TASK DIRECTIONS — Reproduce each line that includes the word "than".

--- BEGIN ENTRIES PROVIDED ---

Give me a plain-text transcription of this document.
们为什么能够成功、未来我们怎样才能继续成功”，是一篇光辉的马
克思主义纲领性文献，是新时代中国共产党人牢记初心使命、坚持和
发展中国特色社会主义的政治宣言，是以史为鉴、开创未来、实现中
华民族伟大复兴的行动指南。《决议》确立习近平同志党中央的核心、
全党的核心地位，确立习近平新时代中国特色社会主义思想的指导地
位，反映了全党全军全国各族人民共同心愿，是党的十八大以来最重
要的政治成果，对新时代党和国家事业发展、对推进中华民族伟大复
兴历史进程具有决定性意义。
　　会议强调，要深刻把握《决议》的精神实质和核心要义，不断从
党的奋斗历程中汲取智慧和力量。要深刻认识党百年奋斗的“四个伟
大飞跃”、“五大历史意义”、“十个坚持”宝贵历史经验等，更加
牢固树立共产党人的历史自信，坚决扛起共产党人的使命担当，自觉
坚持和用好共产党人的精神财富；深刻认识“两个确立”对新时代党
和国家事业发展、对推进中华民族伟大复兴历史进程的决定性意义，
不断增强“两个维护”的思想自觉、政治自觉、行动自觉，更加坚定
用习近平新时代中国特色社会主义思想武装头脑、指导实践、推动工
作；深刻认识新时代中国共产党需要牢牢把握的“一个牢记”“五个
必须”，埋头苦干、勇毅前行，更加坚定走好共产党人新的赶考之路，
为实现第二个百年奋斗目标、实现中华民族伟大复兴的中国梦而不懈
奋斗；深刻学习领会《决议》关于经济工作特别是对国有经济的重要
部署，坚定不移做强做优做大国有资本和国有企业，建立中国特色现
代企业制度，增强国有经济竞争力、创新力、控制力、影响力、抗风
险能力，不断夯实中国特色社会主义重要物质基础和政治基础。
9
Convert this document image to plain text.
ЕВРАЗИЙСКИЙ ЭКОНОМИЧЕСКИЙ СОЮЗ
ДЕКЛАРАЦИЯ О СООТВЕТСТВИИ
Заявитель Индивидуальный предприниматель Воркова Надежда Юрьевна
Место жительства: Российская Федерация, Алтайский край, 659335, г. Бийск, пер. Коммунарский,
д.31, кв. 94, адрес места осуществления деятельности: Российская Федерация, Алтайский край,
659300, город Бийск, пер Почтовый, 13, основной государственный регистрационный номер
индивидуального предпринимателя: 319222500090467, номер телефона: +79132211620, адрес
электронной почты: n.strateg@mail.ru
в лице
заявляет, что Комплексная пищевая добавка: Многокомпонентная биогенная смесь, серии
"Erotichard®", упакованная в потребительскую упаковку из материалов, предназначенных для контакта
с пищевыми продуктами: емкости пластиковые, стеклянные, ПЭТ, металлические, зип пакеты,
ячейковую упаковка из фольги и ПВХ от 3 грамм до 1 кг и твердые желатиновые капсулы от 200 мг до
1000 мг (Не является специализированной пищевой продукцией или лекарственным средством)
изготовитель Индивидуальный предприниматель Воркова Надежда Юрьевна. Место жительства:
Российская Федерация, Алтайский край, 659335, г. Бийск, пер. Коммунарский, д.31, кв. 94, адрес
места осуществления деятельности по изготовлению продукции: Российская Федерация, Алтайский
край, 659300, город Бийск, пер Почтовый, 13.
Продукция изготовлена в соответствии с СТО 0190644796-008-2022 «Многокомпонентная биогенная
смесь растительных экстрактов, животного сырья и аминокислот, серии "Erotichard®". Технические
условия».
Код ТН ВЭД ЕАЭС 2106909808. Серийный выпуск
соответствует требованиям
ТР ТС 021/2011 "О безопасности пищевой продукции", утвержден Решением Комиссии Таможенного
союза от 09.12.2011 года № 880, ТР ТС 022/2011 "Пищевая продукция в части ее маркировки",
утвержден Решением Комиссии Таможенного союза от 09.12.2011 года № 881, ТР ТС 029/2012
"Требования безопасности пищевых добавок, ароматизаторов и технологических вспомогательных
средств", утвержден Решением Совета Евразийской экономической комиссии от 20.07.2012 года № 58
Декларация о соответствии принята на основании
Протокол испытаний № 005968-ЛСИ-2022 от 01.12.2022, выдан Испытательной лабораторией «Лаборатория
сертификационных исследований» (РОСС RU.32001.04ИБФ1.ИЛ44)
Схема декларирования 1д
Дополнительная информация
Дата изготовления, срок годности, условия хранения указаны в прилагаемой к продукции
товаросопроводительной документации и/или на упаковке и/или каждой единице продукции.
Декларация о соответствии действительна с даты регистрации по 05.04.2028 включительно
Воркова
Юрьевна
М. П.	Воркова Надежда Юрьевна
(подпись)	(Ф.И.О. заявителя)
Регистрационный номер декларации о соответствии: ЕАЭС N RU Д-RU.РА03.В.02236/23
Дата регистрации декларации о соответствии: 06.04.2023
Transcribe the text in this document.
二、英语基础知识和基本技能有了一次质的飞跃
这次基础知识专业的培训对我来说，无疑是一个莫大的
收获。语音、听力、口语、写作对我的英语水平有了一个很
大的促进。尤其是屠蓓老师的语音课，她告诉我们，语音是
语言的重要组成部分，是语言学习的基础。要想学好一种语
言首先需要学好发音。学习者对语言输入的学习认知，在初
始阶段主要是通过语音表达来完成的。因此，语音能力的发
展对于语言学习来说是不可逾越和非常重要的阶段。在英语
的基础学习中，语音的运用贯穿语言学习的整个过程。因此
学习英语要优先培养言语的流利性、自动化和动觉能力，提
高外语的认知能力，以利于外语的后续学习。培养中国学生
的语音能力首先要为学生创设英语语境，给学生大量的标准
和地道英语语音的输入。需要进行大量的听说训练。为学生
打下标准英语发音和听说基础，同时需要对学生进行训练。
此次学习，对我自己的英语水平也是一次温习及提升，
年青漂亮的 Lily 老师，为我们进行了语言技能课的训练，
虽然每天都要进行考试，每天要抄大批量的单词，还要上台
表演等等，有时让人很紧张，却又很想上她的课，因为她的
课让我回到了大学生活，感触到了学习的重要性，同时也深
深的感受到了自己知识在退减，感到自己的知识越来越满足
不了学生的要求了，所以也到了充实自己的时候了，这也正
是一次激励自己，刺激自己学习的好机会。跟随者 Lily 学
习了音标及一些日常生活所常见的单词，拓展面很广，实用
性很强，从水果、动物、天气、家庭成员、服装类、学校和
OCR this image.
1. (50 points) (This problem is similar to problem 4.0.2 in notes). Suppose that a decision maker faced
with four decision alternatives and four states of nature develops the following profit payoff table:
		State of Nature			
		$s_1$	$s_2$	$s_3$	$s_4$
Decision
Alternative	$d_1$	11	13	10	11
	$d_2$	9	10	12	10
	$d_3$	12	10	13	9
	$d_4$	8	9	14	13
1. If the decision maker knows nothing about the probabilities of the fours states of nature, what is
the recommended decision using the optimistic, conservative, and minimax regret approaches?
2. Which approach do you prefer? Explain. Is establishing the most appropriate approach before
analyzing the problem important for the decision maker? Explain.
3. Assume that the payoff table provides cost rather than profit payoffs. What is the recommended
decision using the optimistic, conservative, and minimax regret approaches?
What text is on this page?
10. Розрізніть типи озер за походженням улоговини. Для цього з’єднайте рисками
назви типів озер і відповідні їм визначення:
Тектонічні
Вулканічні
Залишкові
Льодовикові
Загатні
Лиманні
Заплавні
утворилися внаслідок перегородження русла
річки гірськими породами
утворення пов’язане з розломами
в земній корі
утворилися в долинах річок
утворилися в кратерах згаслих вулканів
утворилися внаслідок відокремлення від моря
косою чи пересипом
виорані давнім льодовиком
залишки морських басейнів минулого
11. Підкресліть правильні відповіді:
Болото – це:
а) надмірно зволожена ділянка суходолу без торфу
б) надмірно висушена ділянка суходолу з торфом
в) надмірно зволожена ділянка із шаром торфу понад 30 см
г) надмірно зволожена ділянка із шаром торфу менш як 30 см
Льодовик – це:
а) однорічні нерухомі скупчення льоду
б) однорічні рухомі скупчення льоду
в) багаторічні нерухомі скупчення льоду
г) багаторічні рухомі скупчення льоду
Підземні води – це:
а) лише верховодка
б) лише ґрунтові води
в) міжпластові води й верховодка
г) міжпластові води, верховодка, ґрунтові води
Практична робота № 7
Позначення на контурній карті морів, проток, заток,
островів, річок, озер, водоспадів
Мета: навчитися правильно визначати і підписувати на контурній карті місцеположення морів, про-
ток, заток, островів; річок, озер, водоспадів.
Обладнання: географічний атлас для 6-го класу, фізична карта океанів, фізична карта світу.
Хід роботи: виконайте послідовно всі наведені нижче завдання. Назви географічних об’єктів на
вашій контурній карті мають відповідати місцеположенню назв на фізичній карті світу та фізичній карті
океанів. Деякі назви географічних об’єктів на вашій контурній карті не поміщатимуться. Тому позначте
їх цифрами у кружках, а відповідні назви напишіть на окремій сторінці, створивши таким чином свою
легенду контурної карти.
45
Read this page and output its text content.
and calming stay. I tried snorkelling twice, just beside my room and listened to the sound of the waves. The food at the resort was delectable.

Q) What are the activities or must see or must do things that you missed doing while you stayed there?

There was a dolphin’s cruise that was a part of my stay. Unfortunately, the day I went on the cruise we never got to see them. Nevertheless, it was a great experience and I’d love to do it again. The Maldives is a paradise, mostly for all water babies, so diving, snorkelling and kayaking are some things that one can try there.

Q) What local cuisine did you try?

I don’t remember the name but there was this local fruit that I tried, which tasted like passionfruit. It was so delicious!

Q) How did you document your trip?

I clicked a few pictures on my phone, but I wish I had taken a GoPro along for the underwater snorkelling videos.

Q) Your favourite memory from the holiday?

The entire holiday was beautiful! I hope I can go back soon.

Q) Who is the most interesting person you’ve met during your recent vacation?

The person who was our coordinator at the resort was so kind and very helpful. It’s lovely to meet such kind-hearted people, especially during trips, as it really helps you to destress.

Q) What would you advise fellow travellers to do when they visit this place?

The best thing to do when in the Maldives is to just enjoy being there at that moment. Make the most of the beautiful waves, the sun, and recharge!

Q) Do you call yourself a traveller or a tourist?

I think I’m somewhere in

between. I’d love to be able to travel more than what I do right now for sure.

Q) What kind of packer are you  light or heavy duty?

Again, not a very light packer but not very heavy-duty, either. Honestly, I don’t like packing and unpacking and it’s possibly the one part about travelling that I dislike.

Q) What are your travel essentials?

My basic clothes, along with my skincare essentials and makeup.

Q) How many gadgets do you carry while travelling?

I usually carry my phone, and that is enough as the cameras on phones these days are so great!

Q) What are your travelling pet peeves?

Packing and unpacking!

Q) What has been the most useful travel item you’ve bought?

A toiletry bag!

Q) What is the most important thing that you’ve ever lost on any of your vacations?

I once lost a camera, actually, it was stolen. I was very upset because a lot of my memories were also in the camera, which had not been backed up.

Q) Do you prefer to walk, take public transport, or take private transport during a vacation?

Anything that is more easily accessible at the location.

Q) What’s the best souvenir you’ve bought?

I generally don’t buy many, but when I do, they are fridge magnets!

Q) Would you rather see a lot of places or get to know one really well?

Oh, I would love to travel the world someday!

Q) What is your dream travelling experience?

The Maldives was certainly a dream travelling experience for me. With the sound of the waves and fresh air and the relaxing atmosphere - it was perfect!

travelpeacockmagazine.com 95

--- END ENTRIES PROVIDED ---

SOLUTION BELOW —
3. Assume that the payoff table provides cost rather than profit payoffs. What is the recommended
between. I’d love to be able to travel more than what I do right now for sure.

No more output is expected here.